| INFORMATION PROVIDED |
□ □ □ □

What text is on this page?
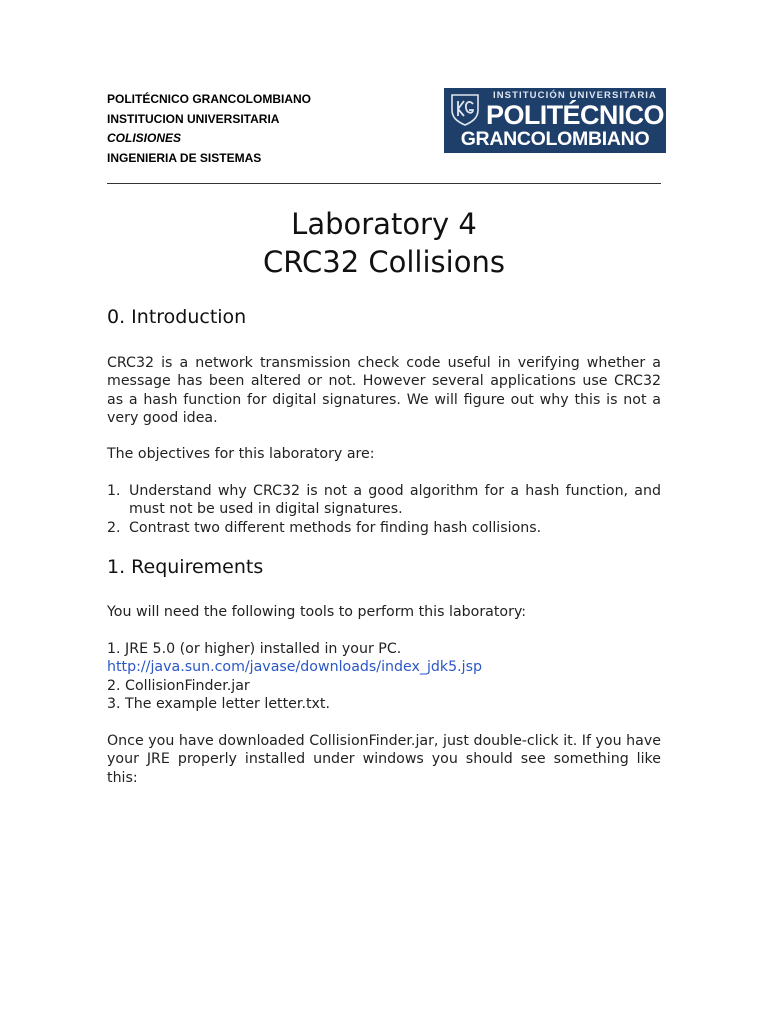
POLITÉCNICO GRANCOLOMBIANO
INSTITUCION UNIVERSITARIA
COLISIONES
INGENIERIA DE SISTEMAS
INSTITUCIÓN UNIVERSITARIA
POLITÉCNICO
GRANCOLOMBIANO
Laboratory 4
CRC32 Collisions
0. Introduction
CRC32 is a network transmission check code useful in verifying whether a message has been altered or not. However several applications use CRC32 as a hash function for digital signatures. We will figure out why this is not a very good idea.
The objectives for this laboratory are:
1. Understand why CRC32 is not a good algorithm for a hash function, and must not be used in digital signatures.
2. Contrast two different methods for finding hash collisions.
1. Requirements
You will need the following tools to perform this laboratory:
1. JRE 5.0 (or higher) installed in your PC.
http://java.sun.com/javase/downloads/index_jdk5.jsp
2. CollisionFinder.jar
3. The example letter letter.txt.
Once you have downloaded CollisionFinder.jar, just double-click it. If you have your JRE properly installed under windows you should see something like this:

□ □ □ □

| GIVEN INSTRUCTION |
From the listing above, copy all lines holding the word "digital".

| WRITTEN SOLUTION |
CRC32 is a network transmission check code useful in verifying whether a message has been altered or not. However several applications use CRC32 as a hash function for digital signatures. We will figure out why this is not a very good idea.
1. Understand why CRC32 is not a good algorithm for a hash function, and must not be used in digital signatures.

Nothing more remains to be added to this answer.